# Start of SUPPLIED INFORMATION

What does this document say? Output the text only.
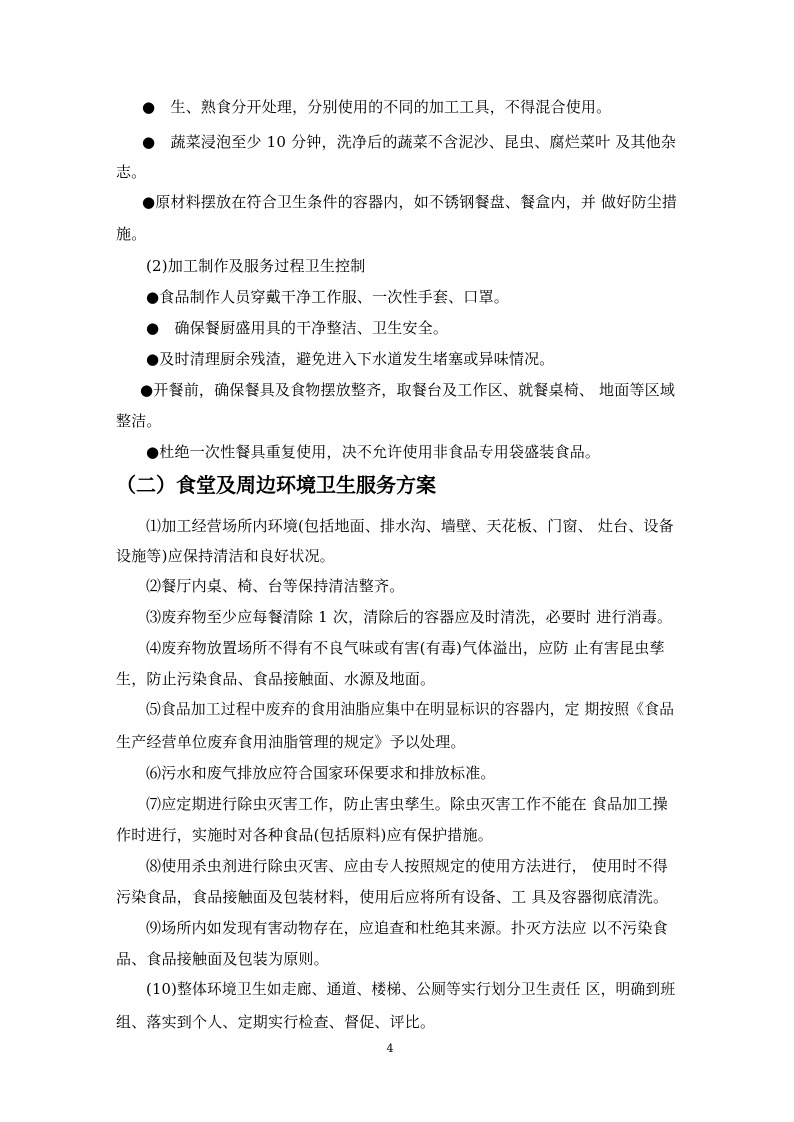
●　生、熟食分开处理，分别使用的不同的加工工具，不得混合使用。
●　蔬菜浸泡至少 10 分钟，洗净后的蔬菜不含泥沙、昆虫、腐烂菜叶 及其他杂
志。
●原材料摆放在符合卫生条件的容器内，如不锈钢餐盘、餐盒内，并 做好防尘措
施。
(2)加工制作及服务过程卫生控制
●食品制作人员穿戴干净工作服、一次性手套、口罩。
●　确保餐厨盛用具的干净整洁、卫生安全。
●及时清理厨余残渣，避免进入下水道发生堵塞或异味情况。
●开餐前，确保餐具及食物摆放整齐，取餐台及工作区、就餐桌椅、 地面等区域
整洁。
●杜绝一次性餐具重复使用，决不允许使用非食品专用袋盛装食品。
（二）食堂及周边环境卫生服务方案
⑴加工经营场所内环境(包括地面、排水沟、墙壁、天花板、门窗、 灶台、设备
设施等)应保持清洁和良好状况。
⑵餐厅内桌、椅、台等保持清洁整齐。
⑶废弃物至少应每餐清除 1 次，清除后的容器应及时清洗，必要时 进行消毒。
⑷废弃物放置场所不得有不良气味或有害(有毒)气体溢出，应防 止有害昆虫孳
生，防止污染食品、食品接触面、水源及地面。
⑸食品加工过程中废弃的食用油脂应集中在明显标识的容器内，定 期按照《食品
生产经营单位废弃食用油脂管理的规定》予以处理。
⑹污水和废气排放应符合国家环保要求和排放标准。
⑺应定期进行除虫灭害工作，防止害虫孳生。除虫灭害工作不能在 食品加工操
作时进行，实施时对各种食品(包括原料)应有保护措施。
⑻使用杀虫剂进行除虫灭害、应由专人按照规定的使用方法进行， 使用时不得
污染食品，食品接触面及包装材料，使用后应将所有设备、工 具及容器彻底清洗。
⑼场所内如发现有害动物存在，应追查和杜绝其来源。扑灭方法应 以不污染食
品、食品接触面及包装为原则。
(10)整体环境卫生如走廊、通道、楼梯、公厕等实行划分卫生责任 区，明确到班
组、落实到个人、定期实行检查、督促、评比。
4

# End of SUPPLIED INFORMATION

** PROBLEM TO SOLVE **
The pictures should not appear in the copy; every other part of the records above must be returned exactly.

** RESULT OF THE EXERCISE **
What does this document say? Output the text only.
●　生、熟食分开处理，分别使用的不同的加工工具，不得混合使用。
●　蔬菜浸泡至少 10 分钟，洗净后的蔬菜不含泥沙、昆虫、腐烂菜叶 及其他杂
志。
●原材料摆放在符合卫生条件的容器内，如不锈钢餐盘、餐盒内，并 做好防尘措
施。
(2)加工制作及服务过程卫生控制
●食品制作人员穿戴干净工作服、一次性手套、口罩。
●　确保餐厨盛用具的干净整洁、卫生安全。
●及时清理厨余残渣，避免进入下水道发生堵塞或异味情况。
●开餐前，确保餐具及食物摆放整齐，取餐台及工作区、就餐桌椅、 地面等区域
整洁。
●杜绝一次性餐具重复使用，决不允许使用非食品专用袋盛装食品。
（二）食堂及周边环境卫生服务方案
⑴加工经营场所内环境(包括地面、排水沟、墙壁、天花板、门窗、 灶台、设备
设施等)应保持清洁和良好状况。
⑵餐厅内桌、椅、台等保持清洁整齐。
⑶废弃物至少应每餐清除 1 次，清除后的容器应及时清洗，必要时 进行消毒。
⑷废弃物放置场所不得有不良气味或有害(有毒)气体溢出，应防 止有害昆虫孳
生，防止污染食品、食品接触面、水源及地面。
⑸食品加工过程中废弃的食用油脂应集中在明显标识的容器内，定 期按照《食品
生产经营单位废弃食用油脂管理的规定》予以处理。
⑹污水和废气排放应符合国家环保要求和排放标准。
⑺应定期进行除虫灭害工作，防止害虫孳生。除虫灭害工作不能在 食品加工操
作时进行，实施时对各种食品(包括原料)应有保护措施。
⑻使用杀虫剂进行除虫灭害、应由专人按照规定的使用方法进行， 使用时不得
污染食品，食品接触面及包装材料，使用后应将所有设备、工 具及容器彻底清洗。
⑼场所内如发现有害动物存在，应追查和杜绝其来源。扑灭方法应 以不污染食
品、食品接触面及包装为原则。
(10)整体环境卫生如走廊、通道、楼梯、公厕等实行划分卫生责任 区，明确到班
组、落实到个人、定期实行检查、督促、评比。
4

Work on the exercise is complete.